[Stored entries]

____________

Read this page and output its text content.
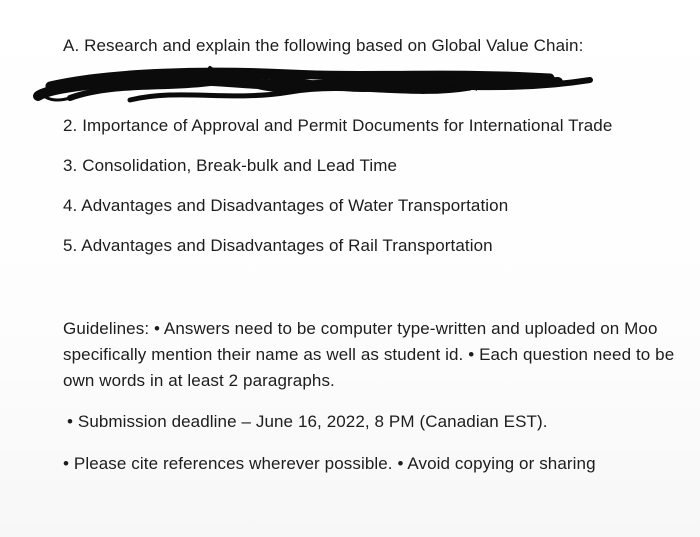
A. Research and explain the following based on Global Value Chain:
1.	mpliance
2. Importance of Approval and Permit Documents for International Trade
3. Consolidation, Break-bulk and Lead Time
4. Advantages and Disadvantages of Water Transportation
5. Advantages and Disadvantages of Rail Transportation
Guidelines: • Answers need to be computer type-written and uploaded on Moo
specifically mention their name as well as student id. • Each question need to be
own words in at least 2 paragraphs.
• Submission deadline – June 16, 2022, 8 PM (Canadian EST).
• Please cite references wherever possible. • Avoid copying or sharing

____________

**Work to complete**
Transcribe the preceding listing in its entirety and with exact wording, leaving out pictures.

**Exercise answer**
Read this page and output its text content.
A. Research and explain the following based on Global Value Chain:
1.	mpliance
2. Importance of Approval and Permit Documents for International Trade
3. Consolidation, Break-bulk and Lead Time
4. Advantages and Disadvantages of Water Transportation
5. Advantages and Disadvantages of Rail Transportation
Guidelines: • Answers need to be computer type-written and uploaded on Moo
specifically mention their name as well as student id. • Each question need to be
own words in at least 2 paragraphs.
• Submission deadline – June 16, 2022, 8 PM (Canadian EST).
• Please cite references wherever possible. • Avoid copying or sharing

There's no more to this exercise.